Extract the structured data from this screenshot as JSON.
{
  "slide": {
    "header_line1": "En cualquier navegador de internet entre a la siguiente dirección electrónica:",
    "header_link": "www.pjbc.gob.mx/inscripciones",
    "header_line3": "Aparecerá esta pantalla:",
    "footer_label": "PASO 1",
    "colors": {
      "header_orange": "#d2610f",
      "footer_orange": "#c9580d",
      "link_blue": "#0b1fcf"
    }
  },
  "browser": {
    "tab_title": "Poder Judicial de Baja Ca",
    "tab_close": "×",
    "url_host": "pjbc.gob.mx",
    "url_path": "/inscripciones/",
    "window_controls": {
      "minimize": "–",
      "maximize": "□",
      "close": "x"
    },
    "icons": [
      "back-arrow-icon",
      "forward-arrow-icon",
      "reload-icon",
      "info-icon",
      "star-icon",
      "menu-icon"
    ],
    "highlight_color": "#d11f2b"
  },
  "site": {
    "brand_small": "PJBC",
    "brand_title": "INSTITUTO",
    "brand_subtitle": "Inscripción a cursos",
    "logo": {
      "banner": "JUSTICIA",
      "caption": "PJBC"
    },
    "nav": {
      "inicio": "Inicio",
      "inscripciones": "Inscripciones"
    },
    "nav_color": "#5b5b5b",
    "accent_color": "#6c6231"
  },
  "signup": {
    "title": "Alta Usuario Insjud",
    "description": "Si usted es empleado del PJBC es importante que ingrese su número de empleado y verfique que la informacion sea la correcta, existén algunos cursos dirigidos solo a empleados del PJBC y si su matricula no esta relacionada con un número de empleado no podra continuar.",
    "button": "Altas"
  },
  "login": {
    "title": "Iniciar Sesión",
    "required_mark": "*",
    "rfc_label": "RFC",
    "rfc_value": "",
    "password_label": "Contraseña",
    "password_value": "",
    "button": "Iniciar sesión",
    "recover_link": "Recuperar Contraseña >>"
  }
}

• • • • •

Repeat every record, exactly as written.

Extract the structured data from this screenshot as JSON.
{
  "slide": {
    "header_line1": "En cualquier navegador de internet entre a la siguiente dirección electrónica:",
    "header_link": "www.pjbc.gob.mx/inscripciones",
    "header_line3": "Aparecerá esta pantalla:",
    "footer_label": "PASO 1",
    "colors": {
      "header_orange": "#d2610f",
      "footer_orange": "#c9580d",
      "link_blue": "#0b1fcf"
    }
  },
  "browser": {
    "tab_title": "Poder Judicial de Baja Ca",
    "tab_close": "×",
    "url_host": "pjbc.gob.mx",
    "url_path": "/inscripciones/",
    "window_controls": {
      "minimize": "–",
      "maximize": "□",
      "close": "x"
    },
    "icons": [
      "back-arrow-icon",
      "forward-arrow-icon",
      "reload-icon",
      "info-icon",
      "star-icon",
      "menu-icon"
    ],
    "highlight_color": "#d11f2b"
  },
  "site": {
    "brand_small": "PJBC",
    "brand_title": "INSTITUTO",
    "brand_subtitle": "Inscripción a cursos",
    "logo": {
      "banner": "JUSTICIA",
      "caption": "PJBC"
    },
    "nav": {
      "inicio": "Inicio",
      "inscripciones": "Inscripciones"
    },
    "nav_color": "#5b5b5b",
    "accent_color": "#6c6231"
  },
  "signup": {
    "title": "Alta Usuario Insjud",
    "description": "Si usted es empleado del PJBC es importante que ingrese su número de empleado y verfique que la informacion sea la correcta, existén algunos cursos dirigidos solo a empleados del PJBC y si su matricula no esta relacionada con un número de empleado no podra continuar.",
    "button": "Altas"
  },
  "login": {
    "title": "Iniciar Sesión",
    "required_mark": "*",
    "rfc_label": "RFC",
    "rfc_value": "",
    "password_label": "Contraseña",
    "password_value": "",
    "button": "Iniciar sesión",
    "recover_link": "Recuperar Contraseña >>"
  }
}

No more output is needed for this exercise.